Copy out all the lines in the records that include the word "Basilicata".

[Data entries]
********************
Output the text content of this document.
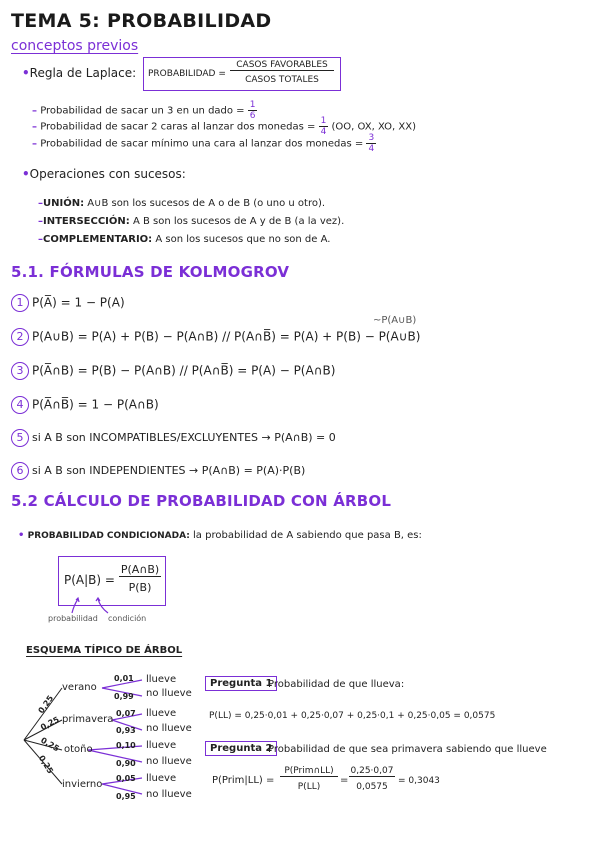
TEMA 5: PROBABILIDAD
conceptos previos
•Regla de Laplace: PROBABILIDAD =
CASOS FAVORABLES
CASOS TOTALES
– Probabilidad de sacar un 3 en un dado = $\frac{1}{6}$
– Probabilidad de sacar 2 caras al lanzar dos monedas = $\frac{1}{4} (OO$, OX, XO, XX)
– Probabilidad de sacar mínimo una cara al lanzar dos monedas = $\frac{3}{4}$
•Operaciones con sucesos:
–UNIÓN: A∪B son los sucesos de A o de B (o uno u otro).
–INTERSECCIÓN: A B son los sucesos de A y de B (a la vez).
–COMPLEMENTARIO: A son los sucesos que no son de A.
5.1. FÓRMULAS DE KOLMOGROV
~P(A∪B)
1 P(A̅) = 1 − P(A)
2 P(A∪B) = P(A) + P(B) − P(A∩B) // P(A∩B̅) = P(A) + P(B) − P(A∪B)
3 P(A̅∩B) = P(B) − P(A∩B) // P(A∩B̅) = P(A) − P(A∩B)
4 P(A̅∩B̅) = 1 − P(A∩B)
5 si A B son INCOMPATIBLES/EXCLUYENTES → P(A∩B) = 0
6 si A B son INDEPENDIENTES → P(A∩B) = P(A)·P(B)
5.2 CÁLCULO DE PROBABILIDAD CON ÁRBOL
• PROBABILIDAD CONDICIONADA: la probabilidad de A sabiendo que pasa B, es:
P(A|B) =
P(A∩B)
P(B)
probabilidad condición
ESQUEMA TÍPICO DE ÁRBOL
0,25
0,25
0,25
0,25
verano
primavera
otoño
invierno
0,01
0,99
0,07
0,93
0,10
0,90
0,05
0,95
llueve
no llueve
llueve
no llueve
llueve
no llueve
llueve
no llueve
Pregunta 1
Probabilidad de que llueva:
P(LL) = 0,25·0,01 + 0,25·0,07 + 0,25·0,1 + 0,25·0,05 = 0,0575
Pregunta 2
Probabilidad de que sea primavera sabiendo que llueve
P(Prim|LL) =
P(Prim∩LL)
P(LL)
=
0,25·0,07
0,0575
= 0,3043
********************
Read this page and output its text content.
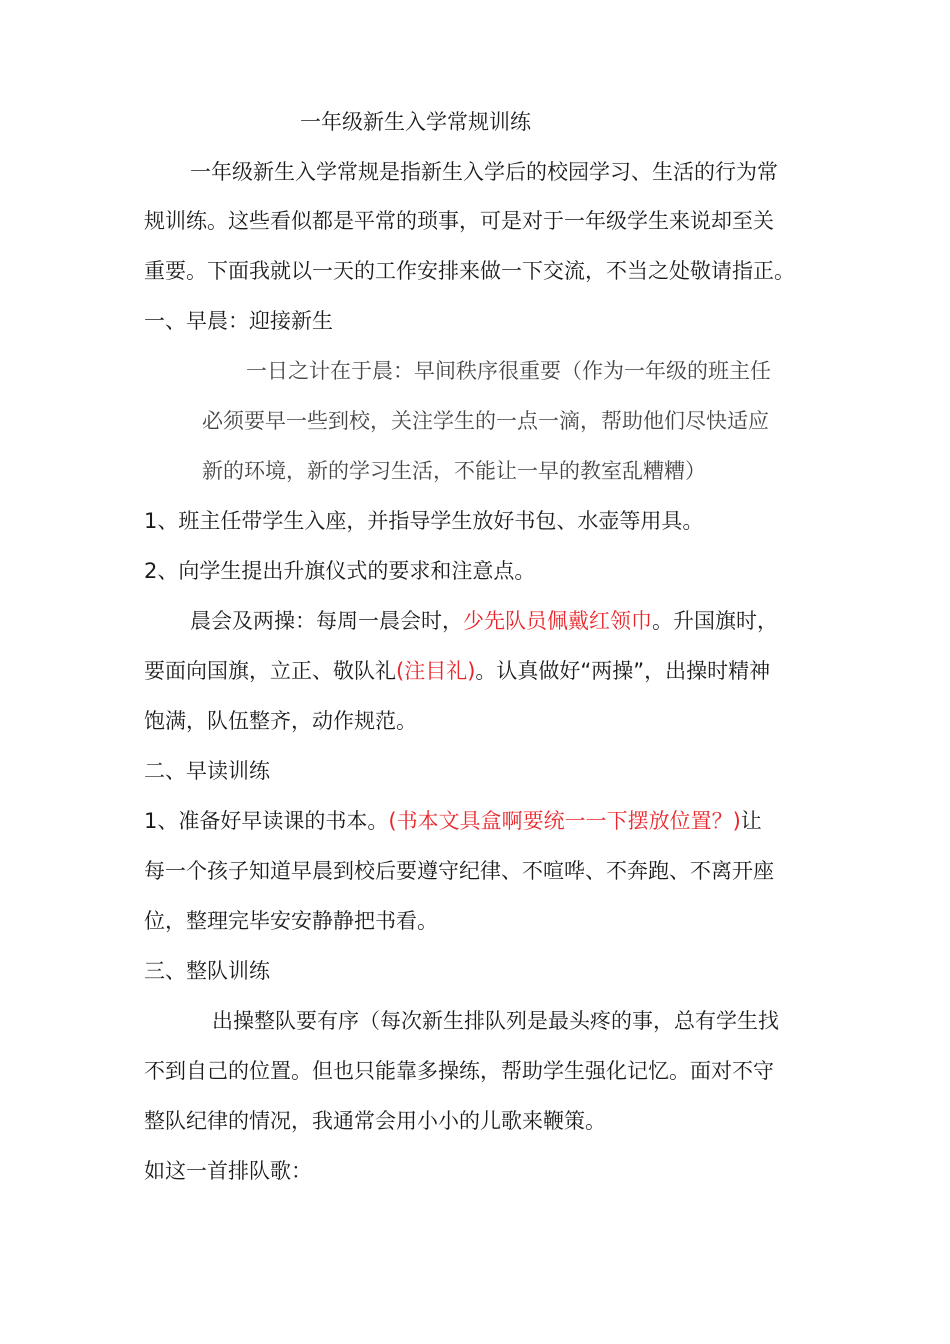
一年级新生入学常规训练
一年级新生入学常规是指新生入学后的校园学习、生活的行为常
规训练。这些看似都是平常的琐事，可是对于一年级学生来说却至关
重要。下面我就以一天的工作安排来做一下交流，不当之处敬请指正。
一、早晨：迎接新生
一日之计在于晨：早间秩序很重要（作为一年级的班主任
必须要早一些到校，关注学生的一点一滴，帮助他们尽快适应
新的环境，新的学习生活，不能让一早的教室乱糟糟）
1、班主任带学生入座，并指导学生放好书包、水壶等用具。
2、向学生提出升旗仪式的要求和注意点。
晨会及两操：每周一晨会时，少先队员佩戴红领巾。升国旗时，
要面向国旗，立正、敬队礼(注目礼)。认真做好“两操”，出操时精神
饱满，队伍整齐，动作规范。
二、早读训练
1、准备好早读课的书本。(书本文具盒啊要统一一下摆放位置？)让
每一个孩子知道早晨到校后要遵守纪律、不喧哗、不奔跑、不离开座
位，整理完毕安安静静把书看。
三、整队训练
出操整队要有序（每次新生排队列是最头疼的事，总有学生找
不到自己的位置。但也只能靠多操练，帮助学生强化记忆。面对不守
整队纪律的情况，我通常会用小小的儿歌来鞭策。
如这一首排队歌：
********************
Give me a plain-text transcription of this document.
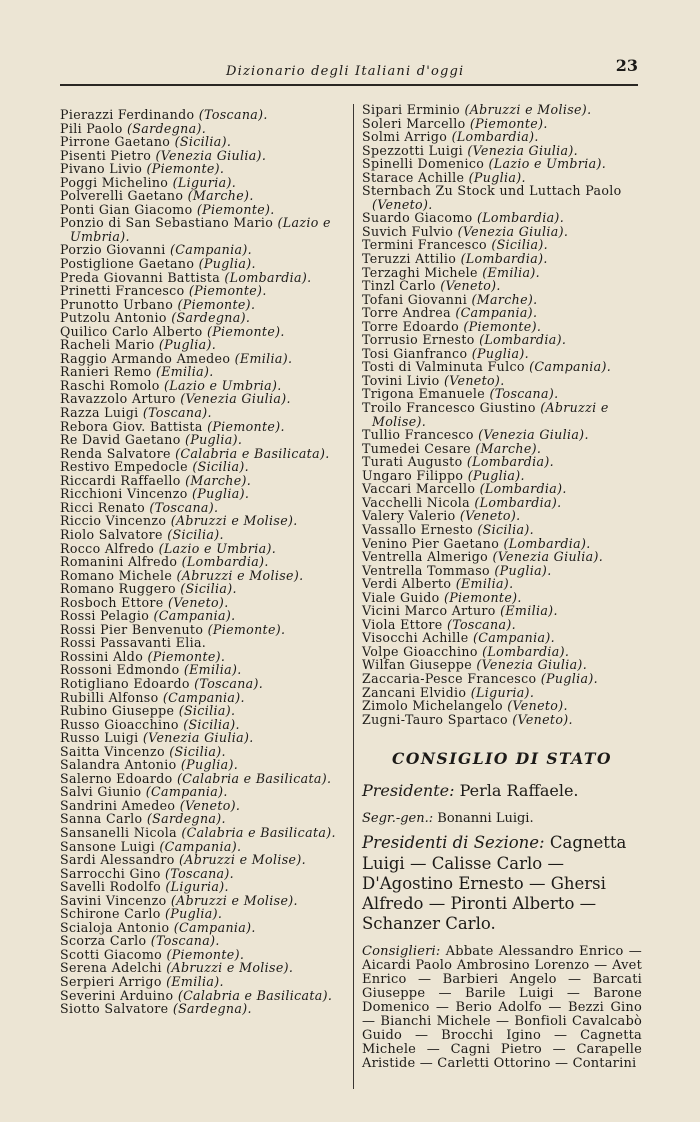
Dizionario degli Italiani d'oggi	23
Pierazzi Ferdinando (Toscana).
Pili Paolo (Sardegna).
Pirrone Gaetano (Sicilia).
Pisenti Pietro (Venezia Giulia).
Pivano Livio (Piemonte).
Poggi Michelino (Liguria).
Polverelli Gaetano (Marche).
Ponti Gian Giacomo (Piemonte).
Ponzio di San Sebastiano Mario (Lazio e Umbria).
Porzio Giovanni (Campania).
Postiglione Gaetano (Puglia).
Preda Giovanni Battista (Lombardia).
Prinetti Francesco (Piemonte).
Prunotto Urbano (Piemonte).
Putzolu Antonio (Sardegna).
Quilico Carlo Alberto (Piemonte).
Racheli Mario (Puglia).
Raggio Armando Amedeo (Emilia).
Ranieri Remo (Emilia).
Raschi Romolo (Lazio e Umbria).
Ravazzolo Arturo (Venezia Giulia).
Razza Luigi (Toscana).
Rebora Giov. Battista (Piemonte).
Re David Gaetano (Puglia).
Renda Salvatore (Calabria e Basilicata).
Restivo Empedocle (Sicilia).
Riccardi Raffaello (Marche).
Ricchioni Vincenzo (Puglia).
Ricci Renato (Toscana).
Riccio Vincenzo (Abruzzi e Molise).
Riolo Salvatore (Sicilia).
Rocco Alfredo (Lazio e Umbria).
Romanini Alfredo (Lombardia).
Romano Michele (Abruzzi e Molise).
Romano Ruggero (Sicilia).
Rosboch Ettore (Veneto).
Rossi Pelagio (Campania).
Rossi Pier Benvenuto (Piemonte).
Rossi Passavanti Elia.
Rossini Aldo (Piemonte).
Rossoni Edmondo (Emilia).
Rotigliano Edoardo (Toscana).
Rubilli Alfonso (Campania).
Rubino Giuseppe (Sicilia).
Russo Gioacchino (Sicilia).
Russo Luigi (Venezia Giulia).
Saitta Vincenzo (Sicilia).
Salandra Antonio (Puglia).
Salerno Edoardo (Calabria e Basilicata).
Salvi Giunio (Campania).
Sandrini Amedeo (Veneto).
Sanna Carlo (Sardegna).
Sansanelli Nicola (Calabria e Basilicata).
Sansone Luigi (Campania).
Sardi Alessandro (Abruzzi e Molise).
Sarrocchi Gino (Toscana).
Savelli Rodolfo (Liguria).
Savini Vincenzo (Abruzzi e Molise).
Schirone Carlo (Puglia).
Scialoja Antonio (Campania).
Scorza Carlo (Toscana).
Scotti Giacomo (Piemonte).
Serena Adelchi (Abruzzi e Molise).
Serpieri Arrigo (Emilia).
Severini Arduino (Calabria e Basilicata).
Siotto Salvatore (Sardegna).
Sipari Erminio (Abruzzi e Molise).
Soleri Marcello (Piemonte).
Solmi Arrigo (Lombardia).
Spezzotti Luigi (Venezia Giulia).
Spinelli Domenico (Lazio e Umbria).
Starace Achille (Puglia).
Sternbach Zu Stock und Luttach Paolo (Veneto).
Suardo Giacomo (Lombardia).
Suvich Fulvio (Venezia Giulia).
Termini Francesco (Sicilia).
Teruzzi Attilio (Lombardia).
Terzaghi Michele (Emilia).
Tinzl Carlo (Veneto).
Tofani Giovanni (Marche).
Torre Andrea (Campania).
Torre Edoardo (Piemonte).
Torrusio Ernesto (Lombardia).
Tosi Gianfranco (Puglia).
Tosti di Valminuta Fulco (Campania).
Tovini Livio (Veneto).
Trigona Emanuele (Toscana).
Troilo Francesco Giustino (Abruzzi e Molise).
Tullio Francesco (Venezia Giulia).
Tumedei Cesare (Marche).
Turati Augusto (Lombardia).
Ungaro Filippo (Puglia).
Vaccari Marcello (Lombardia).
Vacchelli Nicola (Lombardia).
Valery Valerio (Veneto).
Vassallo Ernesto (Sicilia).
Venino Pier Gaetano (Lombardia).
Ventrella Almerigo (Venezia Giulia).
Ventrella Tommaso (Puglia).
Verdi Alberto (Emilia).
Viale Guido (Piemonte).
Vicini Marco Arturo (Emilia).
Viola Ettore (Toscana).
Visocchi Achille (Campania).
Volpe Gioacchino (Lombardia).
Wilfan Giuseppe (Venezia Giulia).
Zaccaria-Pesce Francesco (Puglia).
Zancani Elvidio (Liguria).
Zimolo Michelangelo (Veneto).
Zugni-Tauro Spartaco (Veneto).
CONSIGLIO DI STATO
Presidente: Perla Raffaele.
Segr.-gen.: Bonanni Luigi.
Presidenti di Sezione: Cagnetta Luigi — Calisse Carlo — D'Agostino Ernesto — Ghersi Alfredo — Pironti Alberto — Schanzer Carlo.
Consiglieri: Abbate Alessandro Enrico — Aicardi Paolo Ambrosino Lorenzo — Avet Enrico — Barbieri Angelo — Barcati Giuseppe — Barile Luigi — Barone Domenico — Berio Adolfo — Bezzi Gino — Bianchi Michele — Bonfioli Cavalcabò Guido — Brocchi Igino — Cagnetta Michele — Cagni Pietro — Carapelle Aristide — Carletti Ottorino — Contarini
********************
- TASK RESPONSE:
Renda Salvatore (Calabria e Basilicata).
Salerno Edoardo (Calabria e Basilicata).
Sansanelli Nicola (Calabria e Basilicata).
Severini Arduino (Calabria e Basilicata).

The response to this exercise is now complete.